[Exercise prompt] Look through the records below, count the lines with the word "Simple", and reply with only the number.

# Data supplied start

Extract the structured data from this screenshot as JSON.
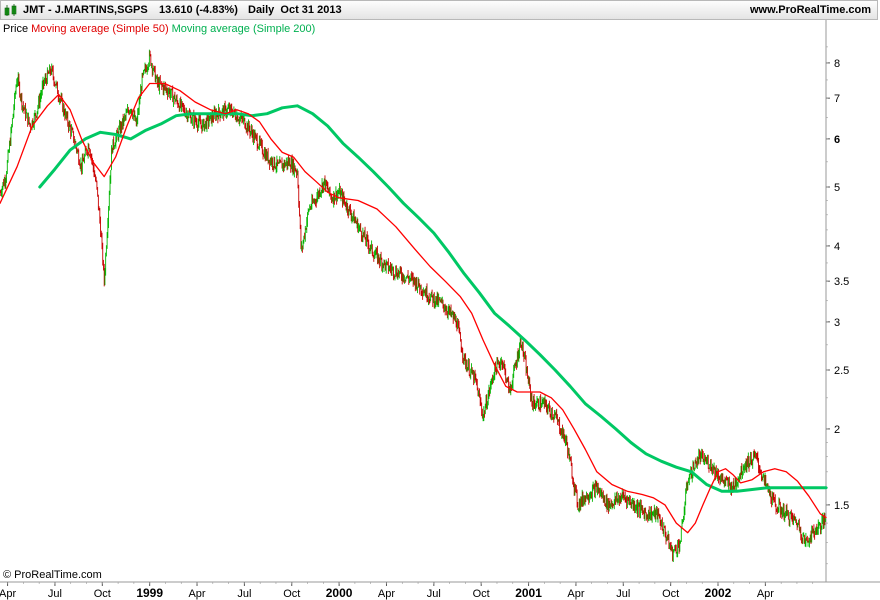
{
  "header": {
    "ticker": "JMT - J.MARTINS,SGPS",
    "price": "13.610 (-4.83%)",
    "period": "Daily  Oct 31 2013",
    "site": "www.ProRealTime.com"
  },
  "legend": {
    "price": "Price",
    "ma50": "Moving average (Simple 50)",
    "ma200": "Moving average (Simple 200)"
  },
  "copyright": "© ProRealTime.com",
  "colors": {
    "up": "#00b400",
    "down": "#c80000",
    "ma50": "#ff0000",
    "ma200": "#00c864",
    "icon": "#1aa01a"
  },
  "chart_data": {
    "type": "line",
    "scale": "log",
    "ylim": [
      1.12,
      9.2
    ],
    "xlim": [
      1998.21,
      2002.57
    ],
    "y_ticks": [
      {
        "v": 1.5,
        "label": "1.5",
        "bold": false
      },
      {
        "v": 2,
        "label": "2",
        "bold": false
      },
      {
        "v": 2.5,
        "label": "2.5",
        "bold": false
      },
      {
        "v": 3,
        "label": "3",
        "bold": false
      },
      {
        "v": 3.5,
        "label": "3.5",
        "bold": false
      },
      {
        "v": 4,
        "label": "4",
        "bold": false
      },
      {
        "v": 5,
        "label": "5",
        "bold": false
      },
      {
        "v": 6,
        "label": "6",
        "bold": true
      },
      {
        "v": 7,
        "label": "7",
        "bold": false
      },
      {
        "v": 8,
        "label": "8",
        "bold": false
      }
    ],
    "x_ticks": [
      {
        "t": 1998.25,
        "label": "Apr",
        "bold": false
      },
      {
        "t": 1998.5,
        "label": "Jul",
        "bold": false
      },
      {
        "t": 1998.75,
        "label": "Oct",
        "bold": false
      },
      {
        "t": 1999.0,
        "label": "1999",
        "bold": true
      },
      {
        "t": 1999.25,
        "label": "Apr",
        "bold": false
      },
      {
        "t": 1999.5,
        "label": "Jul",
        "bold": false
      },
      {
        "t": 1999.75,
        "label": "Oct",
        "bold": false
      },
      {
        "t": 2000.0,
        "label": "2000",
        "bold": true
      },
      {
        "t": 2000.25,
        "label": "Apr",
        "bold": false
      },
      {
        "t": 2000.5,
        "label": "Jul",
        "bold": false
      },
      {
        "t": 2000.75,
        "label": "Oct",
        "bold": false
      },
      {
        "t": 2001.0,
        "label": "2001",
        "bold": true
      },
      {
        "t": 2001.25,
        "label": "Apr",
        "bold": false
      },
      {
        "t": 2001.5,
        "label": "Jul",
        "bold": false
      },
      {
        "t": 2001.75,
        "label": "Oct",
        "bold": false
      },
      {
        "t": 2002.0,
        "label": "2002",
        "bold": true
      },
      {
        "t": 2002.25,
        "label": "Apr",
        "bold": false
      }
    ],
    "series": [
      {
        "name": "Price",
        "x": [
          1998.21,
          1998.24,
          1998.27,
          1998.3,
          1998.33,
          1998.37,
          1998.4,
          1998.44,
          1998.48,
          1998.52,
          1998.56,
          1998.6,
          1998.64,
          1998.68,
          1998.72,
          1998.74,
          1998.76,
          1998.8,
          1998.85,
          1998.9,
          1998.93,
          1998.96,
          1999.0,
          1999.04,
          1999.1,
          1999.16,
          1999.22,
          1999.28,
          1999.35,
          1999.42,
          1999.5,
          1999.56,
          1999.62,
          1999.68,
          1999.74,
          1999.78,
          1999.8,
          1999.84,
          1999.88,
          1999.92,
          1999.96,
          2000.0,
          2000.05,
          2000.12,
          2000.18,
          2000.25,
          2000.32,
          2000.4,
          2000.48,
          2000.55,
          2000.62,
          2000.66,
          2000.72,
          2000.76,
          2000.82,
          2000.86,
          2000.9,
          2000.96,
          2001.02,
          2001.08,
          2001.14,
          2001.2,
          2001.26,
          2001.3,
          2001.36,
          2001.42,
          2001.5,
          2001.56,
          2001.62,
          2001.68,
          2001.72,
          2001.76,
          2001.8,
          2001.84,
          2001.9,
          2001.96,
          2002.02,
          2002.08,
          2002.14,
          2002.2,
          2002.24,
          2002.3,
          2002.36,
          2002.42,
          2002.46,
          2002.5,
          2002.55,
          2002.57
        ],
        "values": [
          4.9,
          5.2,
          6.2,
          7.6,
          6.8,
          6.3,
          6.6,
          7.4,
          7.8,
          7.1,
          6.5,
          6.0,
          5.4,
          5.9,
          5.0,
          4.3,
          3.5,
          5.8,
          6.3,
          6.8,
          6.3,
          7.5,
          8.2,
          7.4,
          7.2,
          6.8,
          6.5,
          6.3,
          6.6,
          6.7,
          6.4,
          6.0,
          5.6,
          5.4,
          5.5,
          5.3,
          3.9,
          4.6,
          4.8,
          5.1,
          4.8,
          4.9,
          4.6,
          4.2,
          3.9,
          3.7,
          3.6,
          3.5,
          3.3,
          3.2,
          3.0,
          2.6,
          2.4,
          2.1,
          2.5,
          2.6,
          2.3,
          2.8,
          2.2,
          2.2,
          2.1,
          1.9,
          1.5,
          1.55,
          1.6,
          1.5,
          1.55,
          1.5,
          1.45,
          1.45,
          1.35,
          1.25,
          1.3,
          1.65,
          1.8,
          1.75,
          1.65,
          1.6,
          1.75,
          1.8,
          1.65,
          1.5,
          1.45,
          1.4,
          1.3,
          1.35,
          1.4,
          1.42
        ]
      },
      {
        "name": "Moving average (Simple 50)",
        "x": [
          1998.21,
          1998.3,
          1998.38,
          1998.46,
          1998.52,
          1998.58,
          1998.64,
          1998.7,
          1998.76,
          1998.82,
          1998.88,
          1998.94,
          1999.0,
          1999.08,
          1999.16,
          1999.24,
          1999.32,
          1999.4,
          1999.46,
          1999.52,
          1999.58,
          1999.64,
          1999.7,
          1999.76,
          1999.82,
          1999.88,
          1999.94,
          2000.0,
          2000.1,
          2000.2,
          2000.3,
          2000.4,
          2000.48,
          2000.56,
          2000.64,
          2000.7,
          2000.76,
          2000.82,
          2000.88,
          2000.94,
          2001.0,
          2001.06,
          2001.12,
          2001.18,
          2001.24,
          2001.3,
          2001.36,
          2001.44,
          2001.52,
          2001.6,
          2001.66,
          2001.72,
          2001.78,
          2001.84,
          2001.88,
          2001.92,
          2001.96,
          2002.0,
          2002.04,
          2002.08,
          2002.12,
          2002.18,
          2002.24,
          2002.3,
          2002.36,
          2002.42,
          2002.48,
          2002.54,
          2002.57
        ],
        "values": [
          4.7,
          5.4,
          6.3,
          6.8,
          7.1,
          6.7,
          6.0,
          5.5,
          5.2,
          5.6,
          6.3,
          7.0,
          7.4,
          7.4,
          7.2,
          6.9,
          6.7,
          6.6,
          6.7,
          6.6,
          6.4,
          6.0,
          5.7,
          5.6,
          5.3,
          5.1,
          4.9,
          4.8,
          4.75,
          4.6,
          4.3,
          3.95,
          3.7,
          3.5,
          3.3,
          3.1,
          2.8,
          2.55,
          2.35,
          2.3,
          2.3,
          2.3,
          2.25,
          2.15,
          2.0,
          1.85,
          1.7,
          1.62,
          1.58,
          1.56,
          1.54,
          1.5,
          1.4,
          1.35,
          1.4,
          1.5,
          1.6,
          1.7,
          1.72,
          1.68,
          1.63,
          1.65,
          1.7,
          1.72,
          1.7,
          1.64,
          1.55,
          1.45,
          1.43
        ]
      },
      {
        "name": "Moving average (Simple 200)",
        "x": [
          1998.42,
          1998.5,
          1998.58,
          1998.66,
          1998.74,
          1998.82,
          1998.9,
          1998.98,
          1999.06,
          1999.14,
          1999.22,
          1999.3,
          1999.38,
          1999.46,
          1999.54,
          1999.62,
          1999.7,
          1999.78,
          1999.86,
          1999.94,
          2000.02,
          2000.1,
          2000.18,
          2000.26,
          2000.34,
          2000.42,
          2000.5,
          2000.58,
          2000.66,
          2000.74,
          2000.82,
          2000.9,
          2000.98,
          2001.06,
          2001.14,
          2001.22,
          2001.3,
          2001.38,
          2001.46,
          2001.54,
          2001.62,
          2001.7,
          2001.78,
          2001.86,
          2001.94,
          2002.02,
          2002.1,
          2002.18,
          2002.26,
          2002.34,
          2002.42,
          2002.5,
          2002.57
        ],
        "values": [
          5.0,
          5.35,
          5.75,
          6.0,
          6.15,
          6.1,
          6.0,
          6.2,
          6.35,
          6.55,
          6.6,
          6.6,
          6.6,
          6.6,
          6.55,
          6.6,
          6.75,
          6.8,
          6.6,
          6.3,
          5.9,
          5.6,
          5.3,
          5.0,
          4.7,
          4.45,
          4.2,
          3.9,
          3.6,
          3.35,
          3.1,
          2.95,
          2.8,
          2.65,
          2.5,
          2.35,
          2.2,
          2.1,
          2.0,
          1.9,
          1.82,
          1.77,
          1.73,
          1.7,
          1.62,
          1.58,
          1.58,
          1.59,
          1.6,
          1.6,
          1.6,
          1.6,
          1.6
        ]
      }
    ]
  }
}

# Data supplied end

[Response below] 4